TASK PROMPT:
Every entry needs to be reproduced exactly.

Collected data
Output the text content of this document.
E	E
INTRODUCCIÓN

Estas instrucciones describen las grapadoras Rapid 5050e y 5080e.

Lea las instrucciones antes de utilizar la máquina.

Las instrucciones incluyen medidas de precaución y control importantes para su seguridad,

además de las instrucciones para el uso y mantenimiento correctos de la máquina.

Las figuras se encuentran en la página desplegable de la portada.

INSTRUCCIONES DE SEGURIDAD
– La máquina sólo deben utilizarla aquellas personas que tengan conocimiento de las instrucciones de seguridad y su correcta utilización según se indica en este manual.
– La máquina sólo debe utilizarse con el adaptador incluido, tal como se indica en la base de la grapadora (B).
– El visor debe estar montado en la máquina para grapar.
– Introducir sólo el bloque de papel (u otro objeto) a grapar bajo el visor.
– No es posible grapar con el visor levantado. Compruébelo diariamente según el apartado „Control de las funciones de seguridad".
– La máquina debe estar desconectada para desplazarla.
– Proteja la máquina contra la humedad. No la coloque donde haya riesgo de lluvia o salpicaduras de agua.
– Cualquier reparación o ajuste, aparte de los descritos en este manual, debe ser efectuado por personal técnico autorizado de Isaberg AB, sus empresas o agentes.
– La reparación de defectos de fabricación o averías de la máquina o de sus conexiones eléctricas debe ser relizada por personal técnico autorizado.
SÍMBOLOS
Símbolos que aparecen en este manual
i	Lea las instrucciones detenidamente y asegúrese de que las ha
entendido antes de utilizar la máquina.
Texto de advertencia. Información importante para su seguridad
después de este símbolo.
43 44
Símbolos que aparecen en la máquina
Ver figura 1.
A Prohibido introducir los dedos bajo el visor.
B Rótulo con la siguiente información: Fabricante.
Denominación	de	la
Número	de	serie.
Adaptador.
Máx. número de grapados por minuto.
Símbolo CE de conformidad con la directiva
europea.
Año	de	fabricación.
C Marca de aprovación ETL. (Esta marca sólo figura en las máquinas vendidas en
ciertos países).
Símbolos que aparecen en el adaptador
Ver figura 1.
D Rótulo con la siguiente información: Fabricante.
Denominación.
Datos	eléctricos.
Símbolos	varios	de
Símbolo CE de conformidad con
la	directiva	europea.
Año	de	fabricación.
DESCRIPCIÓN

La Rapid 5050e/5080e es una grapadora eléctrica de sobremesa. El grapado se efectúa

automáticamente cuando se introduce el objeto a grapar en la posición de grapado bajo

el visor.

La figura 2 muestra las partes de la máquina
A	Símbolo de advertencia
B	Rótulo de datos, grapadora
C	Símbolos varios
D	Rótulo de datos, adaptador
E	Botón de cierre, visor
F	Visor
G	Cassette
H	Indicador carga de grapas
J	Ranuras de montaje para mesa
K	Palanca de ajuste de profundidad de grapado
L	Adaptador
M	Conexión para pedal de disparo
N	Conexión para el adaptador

COMPLETE OUTPUT:
Output the text content of this document.
E	E
INTRODUCCIÓN

Estas instrucciones describen las grapadoras Rapid 5050e y 5080e.

Lea las instrucciones antes de utilizar la máquina.

Las instrucciones incluyen medidas de precaución y control importantes para su seguridad,

además de las instrucciones para el uso y mantenimiento correctos de la máquina.

Las figuras se encuentran en la página desplegable de la portada.

INSTRUCCIONES DE SEGURIDAD
– La máquina sólo deben utilizarla aquellas personas que tengan conocimiento de las instrucciones de seguridad y su correcta utilización según se indica en este manual.
– La máquina sólo debe utilizarse con el adaptador incluido, tal como se indica en la base de la grapadora (B).
– El visor debe estar montado en la máquina para grapar.
– Introducir sólo el bloque de papel (u otro objeto) a grapar bajo el visor.
– No es posible grapar con el visor levantado. Compruébelo diariamente según el apartado „Control de las funciones de seguridad".
– La máquina debe estar desconectada para desplazarla.
– Proteja la máquina contra la humedad. No la coloque donde haya riesgo de lluvia o salpicaduras de agua.
– Cualquier reparación o ajuste, aparte de los descritos en este manual, debe ser efectuado por personal técnico autorizado de Isaberg AB, sus empresas o agentes.
– La reparación de defectos de fabricación o averías de la máquina o de sus conexiones eléctricas debe ser relizada por personal técnico autorizado.
SÍMBOLOS
Símbolos que aparecen en este manual
i	Lea las instrucciones detenidamente y asegúrese de que las ha
entendido antes de utilizar la máquina.
Texto de advertencia. Información importante para su seguridad
después de este símbolo.
43 44
Símbolos que aparecen en la máquina
Ver figura 1.
A Prohibido introducir los dedos bajo el visor.
B Rótulo con la siguiente información: Fabricante.
Denominación	de	la
Número	de	serie.
Adaptador.
Máx. número de grapados por minuto.
Símbolo CE de conformidad con la directiva
europea.
Año	de	fabricación.
C Marca de aprovación ETL. (Esta marca sólo figura en las máquinas vendidas en
ciertos países).
Símbolos que aparecen en el adaptador
Ver figura 1.
D Rótulo con la siguiente información: Fabricante.
Denominación.
Datos	eléctricos.
Símbolos	varios	de
Símbolo CE de conformidad con
la	directiva	europea.
Año	de	fabricación.
DESCRIPCIÓN

La Rapid 5050e/5080e es una grapadora eléctrica de sobremesa. El grapado se efectúa

automáticamente cuando se introduce el objeto a grapar en la posición de grapado bajo

el visor.

La figura 2 muestra las partes de la máquina
A	Símbolo de advertencia
B	Rótulo de datos, grapadora
C	Símbolos varios
D	Rótulo de datos, adaptador
E	Botón de cierre, visor
F	Visor
G	Cassette
H	Indicador carga de grapas
J	Ranuras de montaje para mesa
K	Palanca de ajuste de profundidad de grapado
L	Adaptador
M	Conexión para pedal de disparo
N	Conexión para el adaptador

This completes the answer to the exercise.